Task brief: Repeat the entire listing exactly as written.

Stored items from a collection
↓

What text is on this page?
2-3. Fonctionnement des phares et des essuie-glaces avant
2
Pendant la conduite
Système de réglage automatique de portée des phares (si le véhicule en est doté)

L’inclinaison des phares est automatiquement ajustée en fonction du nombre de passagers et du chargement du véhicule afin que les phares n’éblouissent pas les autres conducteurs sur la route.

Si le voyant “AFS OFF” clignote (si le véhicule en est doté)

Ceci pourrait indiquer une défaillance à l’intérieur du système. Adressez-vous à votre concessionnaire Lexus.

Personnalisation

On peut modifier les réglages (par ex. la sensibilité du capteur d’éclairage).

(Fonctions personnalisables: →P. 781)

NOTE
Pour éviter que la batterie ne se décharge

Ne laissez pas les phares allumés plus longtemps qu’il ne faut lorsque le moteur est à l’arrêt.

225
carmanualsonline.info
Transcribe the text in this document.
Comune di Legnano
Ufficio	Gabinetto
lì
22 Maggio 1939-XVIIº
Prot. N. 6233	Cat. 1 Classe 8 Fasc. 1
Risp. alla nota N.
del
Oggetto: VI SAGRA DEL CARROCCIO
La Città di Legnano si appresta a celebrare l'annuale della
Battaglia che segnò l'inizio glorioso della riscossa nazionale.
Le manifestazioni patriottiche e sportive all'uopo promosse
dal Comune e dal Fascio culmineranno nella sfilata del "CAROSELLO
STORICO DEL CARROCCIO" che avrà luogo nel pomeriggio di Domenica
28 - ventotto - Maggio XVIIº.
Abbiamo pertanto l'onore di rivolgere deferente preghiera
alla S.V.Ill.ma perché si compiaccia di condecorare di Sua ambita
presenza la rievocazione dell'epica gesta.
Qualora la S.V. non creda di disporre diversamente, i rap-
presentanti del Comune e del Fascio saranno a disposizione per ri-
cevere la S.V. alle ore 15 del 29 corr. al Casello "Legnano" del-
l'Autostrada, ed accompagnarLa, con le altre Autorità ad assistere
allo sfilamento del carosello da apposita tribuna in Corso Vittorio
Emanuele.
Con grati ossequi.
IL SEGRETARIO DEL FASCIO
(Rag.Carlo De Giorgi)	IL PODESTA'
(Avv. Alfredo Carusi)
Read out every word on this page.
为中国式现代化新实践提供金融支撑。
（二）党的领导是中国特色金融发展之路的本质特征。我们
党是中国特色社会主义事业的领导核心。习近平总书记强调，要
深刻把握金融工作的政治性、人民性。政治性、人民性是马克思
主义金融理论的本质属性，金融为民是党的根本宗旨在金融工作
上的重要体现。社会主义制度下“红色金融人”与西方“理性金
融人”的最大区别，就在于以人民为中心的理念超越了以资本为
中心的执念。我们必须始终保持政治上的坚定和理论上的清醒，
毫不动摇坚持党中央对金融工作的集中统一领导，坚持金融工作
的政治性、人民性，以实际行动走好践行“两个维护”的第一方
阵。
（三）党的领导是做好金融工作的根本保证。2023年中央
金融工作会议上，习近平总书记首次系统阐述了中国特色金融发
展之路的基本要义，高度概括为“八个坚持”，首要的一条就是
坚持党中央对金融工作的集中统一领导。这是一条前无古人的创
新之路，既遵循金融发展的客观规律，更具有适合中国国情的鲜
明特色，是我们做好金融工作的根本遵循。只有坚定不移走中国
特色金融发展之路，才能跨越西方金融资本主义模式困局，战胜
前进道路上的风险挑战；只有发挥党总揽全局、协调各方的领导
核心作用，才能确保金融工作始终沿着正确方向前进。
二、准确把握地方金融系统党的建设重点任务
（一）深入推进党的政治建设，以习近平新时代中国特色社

↑

Written solution:
What text is on this page?
2-3. Fonctionnement des phares et des essuie-glaces avant
2
Pendant la conduite
Système de réglage automatique de portée des phares (si le véhicule en est doté)

L’inclinaison des phares est automatiquement ajustée en fonction du nombre de passagers et du chargement du véhicule afin que les phares n’éblouissent pas les autres conducteurs sur la route.

Si le voyant “AFS OFF” clignote (si le véhicule en est doté)

Ceci pourrait indiquer une défaillance à l’intérieur du système. Adressez-vous à votre concessionnaire Lexus.

Personnalisation

On peut modifier les réglages (par ex. la sensibilité du capteur d’éclairage).

(Fonctions personnalisables: →P. 781)

NOTE
Pour éviter que la batterie ne se décharge

Ne laissez pas les phares allumés plus longtemps qu’il ne faut lorsque le moteur est à l’arrêt.

225
carmanualsonline.info
Transcribe the text in this document.
Comune di Legnano
Ufficio	Gabinetto
lì
22 Maggio 1939-XVIIº
Prot. N. 6233	Cat. 1 Classe 8 Fasc. 1
Risp. alla nota N.
del
Oggetto: VI SAGRA DEL CARROCCIO
La Città di Legnano si appresta a celebrare l'annuale della
Battaglia che segnò l'inizio glorioso della riscossa nazionale.
Le manifestazioni patriottiche e sportive all'uopo promosse
dal Comune e dal Fascio culmineranno nella sfilata del "CAROSELLO
STORICO DEL CARROCCIO" che avrà luogo nel pomeriggio di Domenica
28 - ventotto - Maggio XVIIº.
Abbiamo pertanto l'onore di rivolgere deferente preghiera
alla S.V.Ill.ma perché si compiaccia di condecorare di Sua ambita
presenza la rievocazione dell'epica gesta.
Qualora la S.V. non creda di disporre diversamente, i rap-
presentanti del Comune e del Fascio saranno a disposizione per ri-
cevere la S.V. alle ore 15 del 29 corr. al Casello "Legnano" del-
l'Autostrada, ed accompagnarLa, con le altre Autorità ad assistere
allo sfilamento del carosello da apposita tribuna in Corso Vittorio
Emanuele.
Con grati ossequi.
IL SEGRETARIO DEL FASCIO
(Rag.Carlo De Giorgi)	IL PODESTA'
(Avv. Alfredo Carusi)
Read out every word on this page.
为中国式现代化新实践提供金融支撑。
（二）党的领导是中国特色金融发展之路的本质特征。我们
党是中国特色社会主义事业的领导核心。习近平总书记强调，要
深刻把握金融工作的政治性、人民性。政治性、人民性是马克思
主义金融理论的本质属性，金融为民是党的根本宗旨在金融工作
上的重要体现。社会主义制度下“红色金融人”与西方“理性金
融人”的最大区别，就在于以人民为中心的理念超越了以资本为
中心的执念。我们必须始终保持政治上的坚定和理论上的清醒，
毫不动摇坚持党中央对金融工作的集中统一领导，坚持金融工作
的政治性、人民性，以实际行动走好践行“两个维护”的第一方
阵。
（三）党的领导是做好金融工作的根本保证。2023年中央
金融工作会议上，习近平总书记首次系统阐述了中国特色金融发
展之路的基本要义，高度概括为“八个坚持”，首要的一条就是
坚持党中央对金融工作的集中统一领导。这是一条前无古人的创
新之路，既遵循金融发展的客观规律，更具有适合中国国情的鲜
明特色，是我们做好金融工作的根本遵循。只有坚定不移走中国
特色金融发展之路，才能跨越西方金融资本主义模式困局，战胜
前进道路上的风险挑战；只有发挥党总揽全局、协调各方的领导
核心作用，才能确保金融工作始终沿着正确方向前进。
二、准确把握地方金融系统党的建设重点任务
（一）深入推进党的政治建设，以习近平新时代中国特色社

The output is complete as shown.